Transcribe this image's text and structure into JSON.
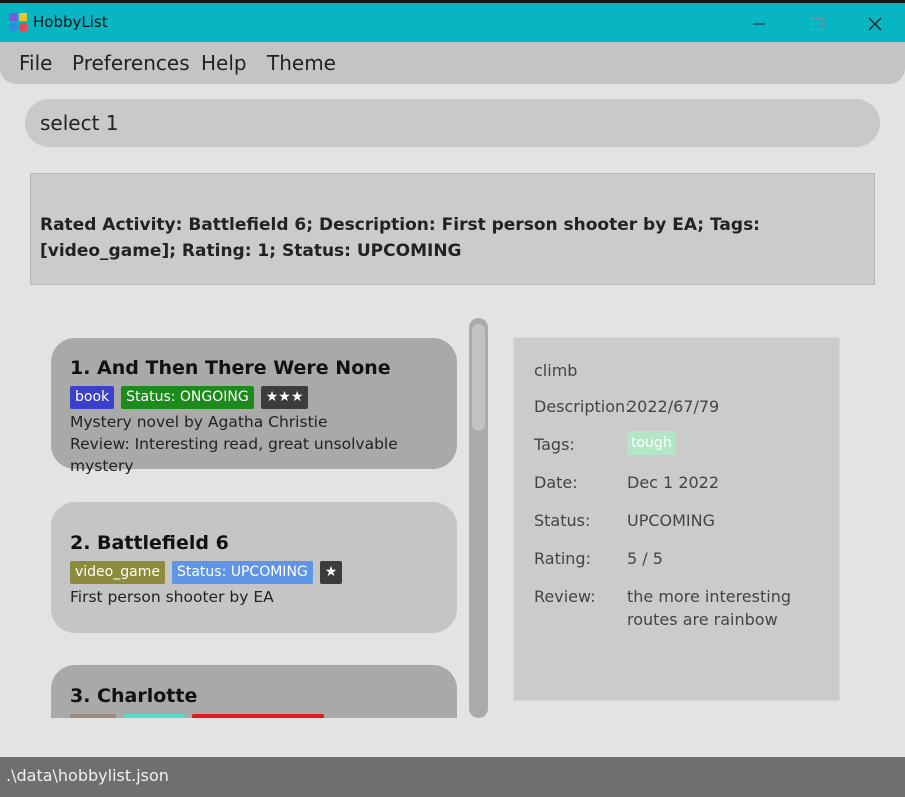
{
  "window": {
    "title": "HobbyList",
    "close_glyph": "✕"
  },
  "menu": [
    "File",
    "Preferences",
    "Help",
    "Theme"
  ],
  "command": {
    "value": "select 1"
  },
  "result": {
    "text": "Rated Activity: Battlefield 6; Description: First person shooter by EA; Tags: [video_game]; Rating: 1; Status: UPCOMING"
  },
  "activities": [
    {
      "title": "1.  And Then There Were None",
      "tags": [
        {
          "label": "book",
          "color": "#3b3fc9"
        },
        {
          "label": "Status: ONGOING",
          "color": "#1d8a1d"
        },
        {
          "label": "★★★",
          "color": "#3c3c3c"
        }
      ],
      "lines": [
        "Mystery novel by Agatha Christie",
        "Review: Interesting read, great unsolvable mystery"
      ],
      "selected": true
    },
    {
      "title": "2.  Battlefield 6",
      "tags": [
        {
          "label": "video_game",
          "color": "#8c8c3c"
        },
        {
          "label": "Status: UPCOMING",
          "color": "#5f95e6"
        },
        {
          "label": "★",
          "color": "#3c3c3c"
        }
      ],
      "lines": [
        "First person shooter by EA"
      ],
      "selected": false
    },
    {
      "title": "3.  Charlotte",
      "tags": [
        {
          "label": "",
          "color": "#9b8a80"
        },
        {
          "label": "",
          "color": "#58dcc8"
        },
        {
          "label": "",
          "color": "#e41a1a"
        }
      ],
      "lines": [],
      "selected": false
    }
  ],
  "detail": {
    "name": "climb",
    "description_label": "Description:",
    "description": "2022/67/79",
    "tags_label": "Tags:",
    "tag": "tough",
    "tag_color": "#b3e6c6",
    "date_label": "Date:",
    "date": "Dec 1 2022",
    "status_label": "Status:",
    "status": "UPCOMING",
    "rating_label": "Rating:",
    "rating": "5 / 5",
    "review_label": "Review:",
    "review": "the more interesting routes are rainbow"
  },
  "statusbar": {
    "path": ".\\data\\hobbylist.json"
  }
}
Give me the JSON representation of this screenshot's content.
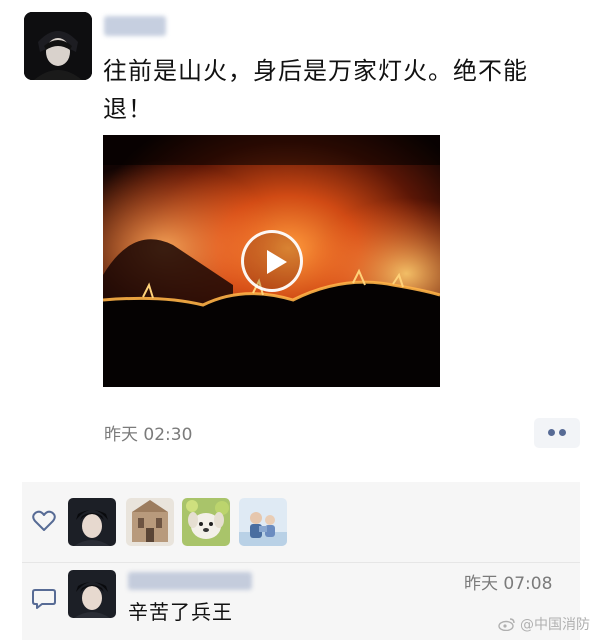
{
  "post": {
    "text": "往前是山火，身后是万家灯火。绝不能退！",
    "timestamp": "昨天 02:30",
    "video": {
      "play_icon": "play-icon"
    }
  },
  "likes": {
    "icon": "heart-outline-icon",
    "count_shown": 4
  },
  "comment": {
    "icon": "comment-bubble-icon",
    "timestamp": "昨天 07:08",
    "text": "辛苦了兵王"
  },
  "watermark": {
    "text": "@中国消防",
    "icon": "weibo-icon"
  },
  "colors": {
    "link_blue": "#576b95",
    "timestamp_gray": "#7b7b7b",
    "panel_bg": "#f6f6f6"
  }
}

--- --- ---

▶ [Direction] Without the pictures, repeat exactly the lines running from the line containing "Give me the" through the end of the data, both ends included.

▶ [Correct output]
Give me the JSON representation of this screenshot's content.
{
  "post": {
    "text": "往前是山火，身后是万家灯火。绝不能退！",
    "timestamp": "昨天 02:30",
    "video": {
      "play_icon": "play-icon"
    }
  },
  "likes": {
    "icon": "heart-outline-icon",
    "count_shown": 4
  },
  "comment": {
    "icon": "comment-bubble-icon",
    "timestamp": "昨天 07:08",
    "text": "辛苦了兵王"
  },
  "watermark": {
    "text": "@中国消防",
    "icon": "weibo-icon"
  },
  "colors": {
    "link_blue": "#576b95",
    "timestamp_gray": "#7b7b7b",
    "panel_bg": "#f6f6f6"
  }
}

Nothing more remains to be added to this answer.